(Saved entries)
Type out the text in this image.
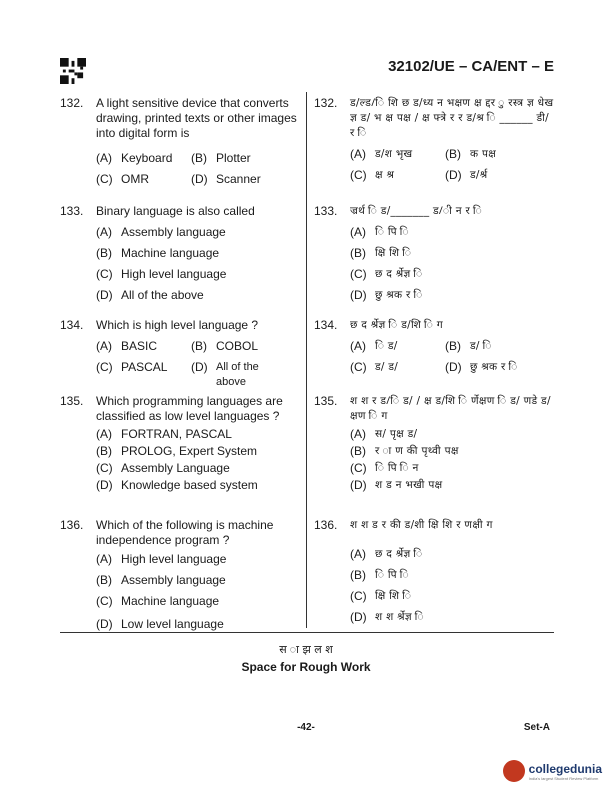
32102/UE – CA/ENT – E
132.	A light sensitive device that converts drawing, printed texts or other images into digital form is
(A) Keyboard (B) Plotter
(C) OMR	(D) Scanner
133.	Binary language is also called
(A) Assembly language
(B) Machine language
(C) High level language
(D) All of the above
134.	Which is high level language ?
(A) BASIC	(B) COBOL
(C) PASCAL (D) All of the above
135.	Which programming languages are classified as low level languages ?
(A) FORTRAN, PASCAL
(B) PROLOG, Expert System
(C) Assembly Language
(D) Knowledge based system
136.	Which of the following is machine independence program ?
(A) High level language
(B) Assembly language
(C) Machine language
(D) Low level language
132.	ड/ल्ड/ि शि छ ड/ध्य न भक्षण क्ष द्दर ु रस्त्र ज्ञ धेख ज्ञ ड/ भ क्ष पक्ष / क्ष फ्त्रे र र ड/श्र ि ______ डी/ र ि
(A) ड/श भृख	(B) क पक्ष
(C) क्ष श्र	(D) ड/र्श्र
133.	ज्रर्थ ि ड/_______ ड/ी न र ि
(A) ि पि ि
(B) क्षि शि ि
(C) छ द र्श्रेज्ञ ि
(D) छु श्रक र ि
134.	छ द र्श्रेज्ञ ि ड/शि ि ग
(A) ि ड/	(B) ड/ ि
(C) ड/ ड/	(D) छु श्रक र ि
135.	श श र ड/ि ड/ / क्ष ड/शि ि र्णेक्षण ि ड/ णडे ड/ क्षण ि ग
(A) स/ पृक्ष ड/
(B) र ा ण की पृथ्वी पक्ष
(C) ि पि ि न
(D) श ड न भखी पक्ष
136.	श श ड र की ड/शी क्षि शि र णक्षी ग
(A) छ द र्श्रेज्ञ ि
(B) ि पि ि
(C) क्षि शि ि
(D) श श र्श्रेज्ञ ि
स ा झ ल श
Space for Rough Work
-42-	Set-A
collegedunia
India's largest Student Review Platform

### Work to do
Copy every line from the entries that contains the word "level".

### Right answer
(C) High level language
134.	Which is high level language ?
135.	Which programming languages are classified as low level languages ?
(A) High level language
(D) Low level language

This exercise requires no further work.